*** Document text Section Begins ***

Nightmare
It's just so bloody scary! The Alien films were shocking at times, not so much in their depiction of the subject matter, but in the way they built up a wall of tension then smashed their heads right through the middle of it. By bombarding your ears with musical apprehension and gradually leading you toward a climactic splatter of fear they gripped you (while you gripped the edge of your seat) and actually made for some very entertaining cinema. In contrast, you are actually taking part in this adventure, and with every step you take you're just building up to the next fright. An Alien game needs to, in my opinion, provide anxious gameplay a lot of the time, then frenzied but thrilling battle scenes with the big bastards when the time comes. Rather like the film of the same name, your objective as Ripley is to escape from a doomed starship, which plays host not only to you and your companions (who have their own playable levels later on), but also to hordes of the wall-climbing, acid-bleeding, seven-foot tall monsters. Starting off with what can only be described as the equivalent of Quake II's ephemeral "pea shooter", a gun which will soon be relegated to the back of the inventory, you set out to get out, alive if at all possible.
Frightful
Unfortunately, although Argonaut have grasped the concept of tension (I shortened my life by several years playing this game I fear), they haven't found a good way of making use of the PlayStation's control pad. The Dual-Shock thumbpad isn't anywhere near as responsive as a mouse can be on the PC and to add insult to injury, the programming tends to try and "help" you by compensating, and it does exactly the opposite. Shots fly all over the place, and it's not until the nasties are physically in your face that you start scoring some hits. Thanks to a bug in the collision detection code, you can actually hold your gun through the aliens when up close, too, so you end up missing shots at less than a metre. Tracking the aliens as they dart around the screen is also a total no-goer. I'm told the PlayStation mouse is slightly more accurate, but how many gamers can claim to own one of those?

*** Document text Section Ends ***

→ **Directions**:
1. In the Alien game review, translate this sentence into French: "Tracking the aliens as they dart around the screen is also a total no-goer."
2. Condense the Alien game review's paragraph that begins "Unfortunately, although Argonaut have grasped" into a short bulleted list that keeps its main facts.
3. Carry the Alien game review forward from its last sentence.
The material placed after this review stands on its own and is not part of it.

*** Provided records Section Begins ***

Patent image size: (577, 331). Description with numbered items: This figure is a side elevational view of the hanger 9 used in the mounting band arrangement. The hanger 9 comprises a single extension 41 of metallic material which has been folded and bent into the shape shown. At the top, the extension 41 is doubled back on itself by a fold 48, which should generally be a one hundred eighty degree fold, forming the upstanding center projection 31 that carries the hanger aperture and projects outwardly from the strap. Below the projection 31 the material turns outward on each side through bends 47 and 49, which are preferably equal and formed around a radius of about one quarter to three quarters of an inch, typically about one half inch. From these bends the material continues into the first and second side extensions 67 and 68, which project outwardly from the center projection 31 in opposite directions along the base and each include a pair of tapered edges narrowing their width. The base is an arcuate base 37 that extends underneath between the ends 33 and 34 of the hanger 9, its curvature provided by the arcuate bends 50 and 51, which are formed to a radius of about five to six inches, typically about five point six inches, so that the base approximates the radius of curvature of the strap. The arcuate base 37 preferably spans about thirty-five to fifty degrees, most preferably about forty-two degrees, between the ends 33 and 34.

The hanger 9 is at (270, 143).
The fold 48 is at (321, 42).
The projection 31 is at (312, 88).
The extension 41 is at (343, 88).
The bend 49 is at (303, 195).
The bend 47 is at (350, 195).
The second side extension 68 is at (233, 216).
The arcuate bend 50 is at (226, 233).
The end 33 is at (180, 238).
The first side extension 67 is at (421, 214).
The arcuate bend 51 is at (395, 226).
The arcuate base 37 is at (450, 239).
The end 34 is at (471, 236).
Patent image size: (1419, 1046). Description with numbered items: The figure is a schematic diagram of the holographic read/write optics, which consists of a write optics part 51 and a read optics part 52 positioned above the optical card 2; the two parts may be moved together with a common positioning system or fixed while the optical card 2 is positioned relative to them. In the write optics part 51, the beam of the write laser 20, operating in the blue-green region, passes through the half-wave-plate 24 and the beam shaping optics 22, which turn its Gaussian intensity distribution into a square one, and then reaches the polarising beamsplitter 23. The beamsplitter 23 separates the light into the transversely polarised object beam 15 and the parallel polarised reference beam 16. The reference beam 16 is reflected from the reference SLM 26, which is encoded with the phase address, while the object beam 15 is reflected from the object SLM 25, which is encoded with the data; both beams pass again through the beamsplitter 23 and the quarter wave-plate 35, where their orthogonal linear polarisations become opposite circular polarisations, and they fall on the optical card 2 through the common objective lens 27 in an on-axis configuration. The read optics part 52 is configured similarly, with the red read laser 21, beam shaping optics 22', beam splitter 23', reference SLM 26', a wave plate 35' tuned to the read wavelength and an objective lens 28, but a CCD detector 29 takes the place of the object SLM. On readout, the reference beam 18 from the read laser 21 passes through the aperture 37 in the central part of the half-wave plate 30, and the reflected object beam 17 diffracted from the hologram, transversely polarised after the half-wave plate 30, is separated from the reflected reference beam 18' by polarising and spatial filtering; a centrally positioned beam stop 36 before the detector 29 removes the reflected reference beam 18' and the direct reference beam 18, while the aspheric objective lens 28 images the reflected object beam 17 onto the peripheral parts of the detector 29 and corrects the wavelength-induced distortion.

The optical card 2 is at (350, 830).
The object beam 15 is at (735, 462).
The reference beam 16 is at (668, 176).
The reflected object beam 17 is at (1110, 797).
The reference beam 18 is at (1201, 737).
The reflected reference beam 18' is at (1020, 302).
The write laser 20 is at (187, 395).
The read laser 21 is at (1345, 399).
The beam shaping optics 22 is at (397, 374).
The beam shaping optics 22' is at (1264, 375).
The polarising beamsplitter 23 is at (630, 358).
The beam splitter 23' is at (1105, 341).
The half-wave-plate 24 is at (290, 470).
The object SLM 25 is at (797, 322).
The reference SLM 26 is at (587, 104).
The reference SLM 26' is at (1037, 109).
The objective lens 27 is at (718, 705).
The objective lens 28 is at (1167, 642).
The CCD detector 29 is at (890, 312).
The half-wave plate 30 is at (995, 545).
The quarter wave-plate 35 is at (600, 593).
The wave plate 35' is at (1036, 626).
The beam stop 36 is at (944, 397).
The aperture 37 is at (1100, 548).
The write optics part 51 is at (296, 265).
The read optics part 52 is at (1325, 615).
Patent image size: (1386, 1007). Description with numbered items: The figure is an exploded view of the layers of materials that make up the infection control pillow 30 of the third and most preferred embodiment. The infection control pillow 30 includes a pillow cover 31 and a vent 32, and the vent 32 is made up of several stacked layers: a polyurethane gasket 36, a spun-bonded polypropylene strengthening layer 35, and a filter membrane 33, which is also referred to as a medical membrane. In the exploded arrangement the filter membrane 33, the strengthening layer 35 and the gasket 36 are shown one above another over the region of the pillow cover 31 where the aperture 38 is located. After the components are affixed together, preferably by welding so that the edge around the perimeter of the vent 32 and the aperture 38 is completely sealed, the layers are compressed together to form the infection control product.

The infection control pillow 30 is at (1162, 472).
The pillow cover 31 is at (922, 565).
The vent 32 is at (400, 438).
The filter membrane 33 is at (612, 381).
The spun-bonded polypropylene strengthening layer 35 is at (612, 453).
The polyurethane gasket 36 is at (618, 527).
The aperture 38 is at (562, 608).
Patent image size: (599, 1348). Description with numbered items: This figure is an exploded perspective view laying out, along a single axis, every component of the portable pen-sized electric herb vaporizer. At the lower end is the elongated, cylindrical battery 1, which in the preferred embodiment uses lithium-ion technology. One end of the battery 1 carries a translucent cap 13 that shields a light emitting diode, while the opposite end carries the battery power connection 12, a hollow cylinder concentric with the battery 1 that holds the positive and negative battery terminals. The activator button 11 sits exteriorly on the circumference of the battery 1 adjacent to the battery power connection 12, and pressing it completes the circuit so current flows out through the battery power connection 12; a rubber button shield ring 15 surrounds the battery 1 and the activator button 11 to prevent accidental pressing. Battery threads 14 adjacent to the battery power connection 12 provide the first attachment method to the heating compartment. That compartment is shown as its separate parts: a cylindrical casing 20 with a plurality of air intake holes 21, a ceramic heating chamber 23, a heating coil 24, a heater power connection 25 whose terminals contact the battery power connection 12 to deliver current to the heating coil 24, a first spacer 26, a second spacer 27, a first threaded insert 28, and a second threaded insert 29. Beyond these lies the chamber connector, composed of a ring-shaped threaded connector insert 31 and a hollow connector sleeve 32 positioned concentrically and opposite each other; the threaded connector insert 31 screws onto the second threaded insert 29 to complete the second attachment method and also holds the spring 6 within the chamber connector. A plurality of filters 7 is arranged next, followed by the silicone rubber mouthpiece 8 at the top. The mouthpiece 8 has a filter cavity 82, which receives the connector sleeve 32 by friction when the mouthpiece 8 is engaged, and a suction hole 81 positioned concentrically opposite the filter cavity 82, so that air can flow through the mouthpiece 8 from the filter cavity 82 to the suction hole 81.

*** Provided records Section Ends ***

→ **Numbered responses**:
1. Suivre les aliens pendant qu'ils filent à travers l'écran est aussi totalement impossible.

2.
- Argonaut has captured the game's tension but has not found a good way to use the PlayStation control pad.
- The Dual-Shock thumbpad is far less responsive than a PC mouse.
- The game's attempts to "help" by compensating make aiming worse.
- Shots scatter widely and only start hitting once the aliens are right in your face.
- A collision detection bug lets your gun pass through aliens up close, so shots miss at under a metre.
- Tracking aliens as they dart around the screen is impossible.
- The PlayStation mouse is said to be slightly more accurate, but few gamers own one.

3.
Painful
Eventually you manage to get some sort of handle on the flimsy controls and start to make some belated progress, and this gives you the opportunity to take in the game for once, and what a beautiful artistic achievement it is. For a PlayStation game, this is quite an accomplishment; the weapons feel as though you're hanging onto them, your head bobs credibly and as you sneak around trying not to get pulverized you feel very alone and very scared. The level of tension and anxiety when entering a new room is unparalleled, even by Rebellion's seminal AvP. Thanks to the voracity of your surroundings and the richness of the textures the game really feels lived-in - you don't just know that the aliens are out there, you can sense it in the milieu. Aurally, the intensity and authenticity is sublime. Every sound bite and effect has clearly been lifted straight from the Fox library, but everything fits, and the spine-tingling screams and metallic ambience act as a constant reminder that you are trapped inside the deep space equivalent of the frying pan. Although throughout your conversations with the group no lines are actually spoken, things are very believable. It's a shame that the whole game isn't simply a case of waiting to catch a glimpse of the ferocious beast as the original film was. Indeed, that might have worked better, with the final stunning encounter a suitable climax, but regrettably the actual action is very disappointing. The aliens are scripted to do certain things, but have no discernible AI. They couldn't give a toss whether you're emptying a clip into them, they just suck it up until they can no longer. It's the unfortunate lid on a can of worms Argonaut and Fox will want to try and forget about.
Conclusion
With no real plot other than escape and a horrible, inconsistent and very inaccurate control system, Alien : Resurrection is dead in the water. The sense of tension and excitement leading up to each encounter is unequalled elsewhere, even in the influential Aliens Versus Predator, but you can buy the films on tape or DVD for a few quid more, and with that you get tension, excitement and none of the flaws so evident in Resurrection. In fact, that's what I'd recommend you do.